Directions —
Identify every line in the entries below that contains the word "extension", and reproduce each such line in full.
========================================
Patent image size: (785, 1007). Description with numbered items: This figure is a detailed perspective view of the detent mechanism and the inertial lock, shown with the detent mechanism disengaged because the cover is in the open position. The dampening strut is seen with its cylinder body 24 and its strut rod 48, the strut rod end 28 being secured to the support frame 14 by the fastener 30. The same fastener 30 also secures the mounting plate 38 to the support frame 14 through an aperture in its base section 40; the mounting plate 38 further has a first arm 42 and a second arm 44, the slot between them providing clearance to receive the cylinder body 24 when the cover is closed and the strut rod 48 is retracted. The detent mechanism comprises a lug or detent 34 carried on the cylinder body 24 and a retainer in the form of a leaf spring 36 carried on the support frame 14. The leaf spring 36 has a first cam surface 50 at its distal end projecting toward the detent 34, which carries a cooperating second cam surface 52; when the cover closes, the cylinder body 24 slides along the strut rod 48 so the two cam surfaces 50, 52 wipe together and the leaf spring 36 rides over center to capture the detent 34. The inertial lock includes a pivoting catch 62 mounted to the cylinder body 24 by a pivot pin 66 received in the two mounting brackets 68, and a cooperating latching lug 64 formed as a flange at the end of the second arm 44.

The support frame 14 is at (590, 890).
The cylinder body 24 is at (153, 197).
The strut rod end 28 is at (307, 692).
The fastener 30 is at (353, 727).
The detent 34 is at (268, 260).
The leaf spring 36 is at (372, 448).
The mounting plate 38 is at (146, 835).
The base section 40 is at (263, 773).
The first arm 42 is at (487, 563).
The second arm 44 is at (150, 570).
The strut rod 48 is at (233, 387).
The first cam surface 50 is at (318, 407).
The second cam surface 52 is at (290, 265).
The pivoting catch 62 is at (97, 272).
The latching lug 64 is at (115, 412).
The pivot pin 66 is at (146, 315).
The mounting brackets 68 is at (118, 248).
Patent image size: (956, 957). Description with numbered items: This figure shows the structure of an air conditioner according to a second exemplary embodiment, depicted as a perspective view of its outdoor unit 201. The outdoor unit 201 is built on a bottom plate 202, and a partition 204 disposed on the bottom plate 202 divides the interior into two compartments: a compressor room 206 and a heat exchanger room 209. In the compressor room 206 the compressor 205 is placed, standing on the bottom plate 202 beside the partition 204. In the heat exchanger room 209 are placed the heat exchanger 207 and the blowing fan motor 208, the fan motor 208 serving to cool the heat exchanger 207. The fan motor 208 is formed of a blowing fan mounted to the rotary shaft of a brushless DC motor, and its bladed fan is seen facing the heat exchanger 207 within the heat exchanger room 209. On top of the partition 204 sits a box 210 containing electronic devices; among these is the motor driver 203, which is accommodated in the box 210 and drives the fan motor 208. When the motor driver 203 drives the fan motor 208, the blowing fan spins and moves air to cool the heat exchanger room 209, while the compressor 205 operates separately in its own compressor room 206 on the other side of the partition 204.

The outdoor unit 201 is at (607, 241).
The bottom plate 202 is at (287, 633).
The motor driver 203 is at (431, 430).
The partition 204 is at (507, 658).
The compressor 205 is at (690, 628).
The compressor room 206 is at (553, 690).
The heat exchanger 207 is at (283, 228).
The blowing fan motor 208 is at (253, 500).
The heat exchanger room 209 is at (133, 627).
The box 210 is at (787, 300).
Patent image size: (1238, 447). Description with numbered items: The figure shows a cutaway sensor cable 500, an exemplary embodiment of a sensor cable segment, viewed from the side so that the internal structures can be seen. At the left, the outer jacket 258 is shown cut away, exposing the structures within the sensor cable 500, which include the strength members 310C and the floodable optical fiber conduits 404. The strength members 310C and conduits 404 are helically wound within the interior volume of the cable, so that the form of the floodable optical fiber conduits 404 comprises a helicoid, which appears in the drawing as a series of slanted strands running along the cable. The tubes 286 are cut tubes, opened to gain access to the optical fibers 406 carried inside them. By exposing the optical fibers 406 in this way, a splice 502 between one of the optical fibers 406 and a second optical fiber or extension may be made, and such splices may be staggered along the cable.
========================================
Exercise output —
Patent image size: (1238, 447). Description with numbered items: The figure shows a cutaway sensor cable 500, an exemplary embodiment of a sensor cable segment, viewed from the side so that the internal structures can be seen. At the left, the outer jacket 258 is shown cut away, exposing the structures within the sensor cable 500, which include the strength members 310C and the floodable optical fiber conduits 404. The strength members 310C and conduits 404 are helically wound within the interior volume of the cable, so that the form of the floodable optical fiber conduits 404 comprises a helicoid, which appears in the drawing as a series of slanted strands running along the cable. The tubes 286 are cut tubes, opened to gain access to the optical fibers 406 carried inside them. By exposing the optical fibers 406 in this way, a splice 502 between one of the optical fibers 406 and a second optical fiber or extension may be made, and such splices may be staggered along the cable.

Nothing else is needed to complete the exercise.